**Problem requirements:**
Copy out each line of the material in which the word "Registrarse" appears.

--- start ---

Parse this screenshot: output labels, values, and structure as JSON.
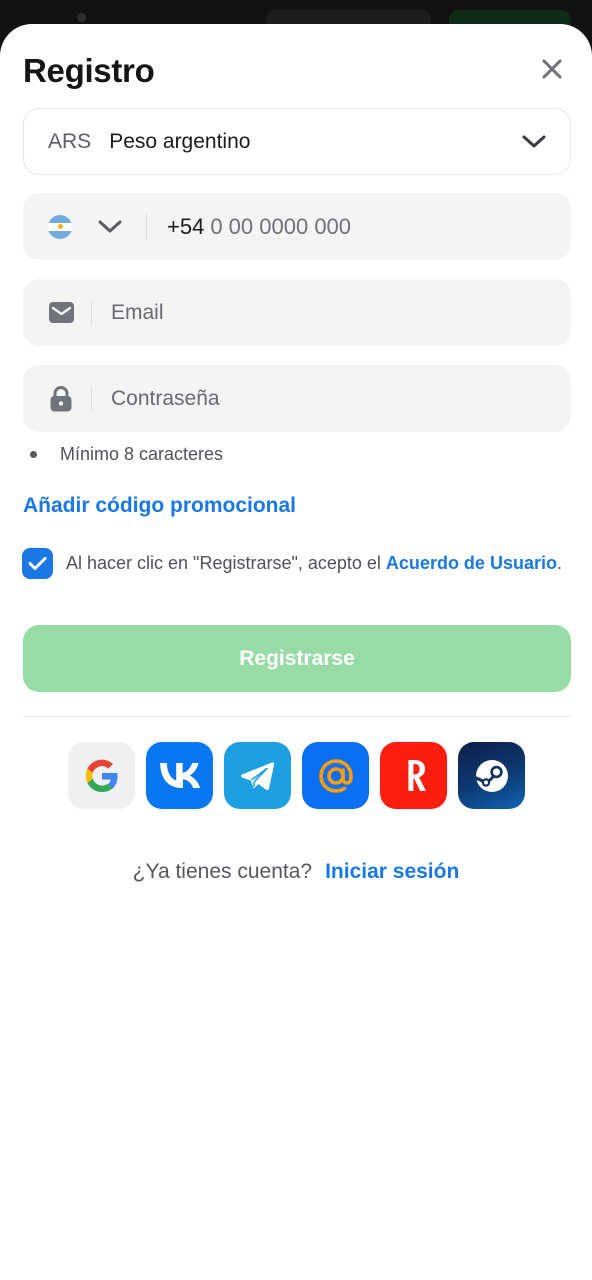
{
  "modal": {
    "title": "Registro"
  },
  "currency": {
    "code": "ARS",
    "name": "Peso argentino"
  },
  "phone": {
    "country_code": "+54",
    "placeholder": "0 00 0000 000",
    "flag_colors": [
      "#74acdf",
      "#ffffff",
      "#74acdf"
    ]
  },
  "email": {
    "placeholder": "Email"
  },
  "password": {
    "placeholder": "Contraseña",
    "hint": "Mínimo 8 caracteres"
  },
  "promo": {
    "label": "Añadir código promocional"
  },
  "agreement": {
    "checked": true,
    "text": "Al hacer clic en \"Registrarse\", acepto el ",
    "link": "Acuerdo de Usuario",
    "suffix": "."
  },
  "register_button": {
    "label": "Registrarse",
    "color": "#99dba7"
  },
  "socials": [
    {
      "name": "google",
      "icon": "google-icon"
    },
    {
      "name": "vk",
      "icon": "vk-icon"
    },
    {
      "name": "telegram",
      "icon": "telegram-icon"
    },
    {
      "name": "mail-ru",
      "icon": "at-icon"
    },
    {
      "name": "yandex",
      "icon": "yandex-icon"
    },
    {
      "name": "steam",
      "icon": "steam-icon"
    }
  ],
  "login": {
    "question": "¿Ya tienes cuenta?",
    "link": "Iniciar sesión"
  },
  "colors": {
    "accent": "#1a78e6",
    "field_bg": "#f4f4f5"
  }
}
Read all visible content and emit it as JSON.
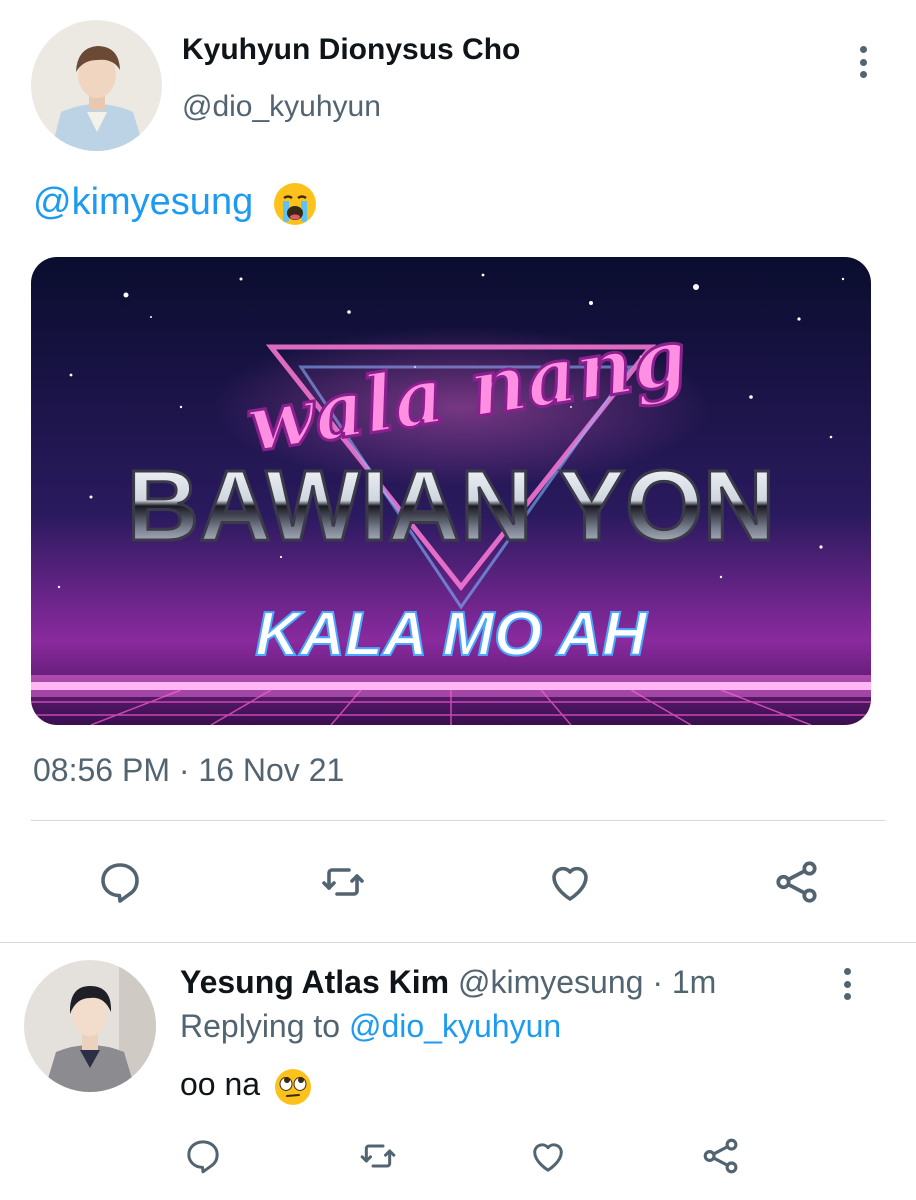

--- end ---

**Exercise response:**
    "text": "Al hacer clic en \"Registrarse\", acepto el ",
    "label": "Registrarse",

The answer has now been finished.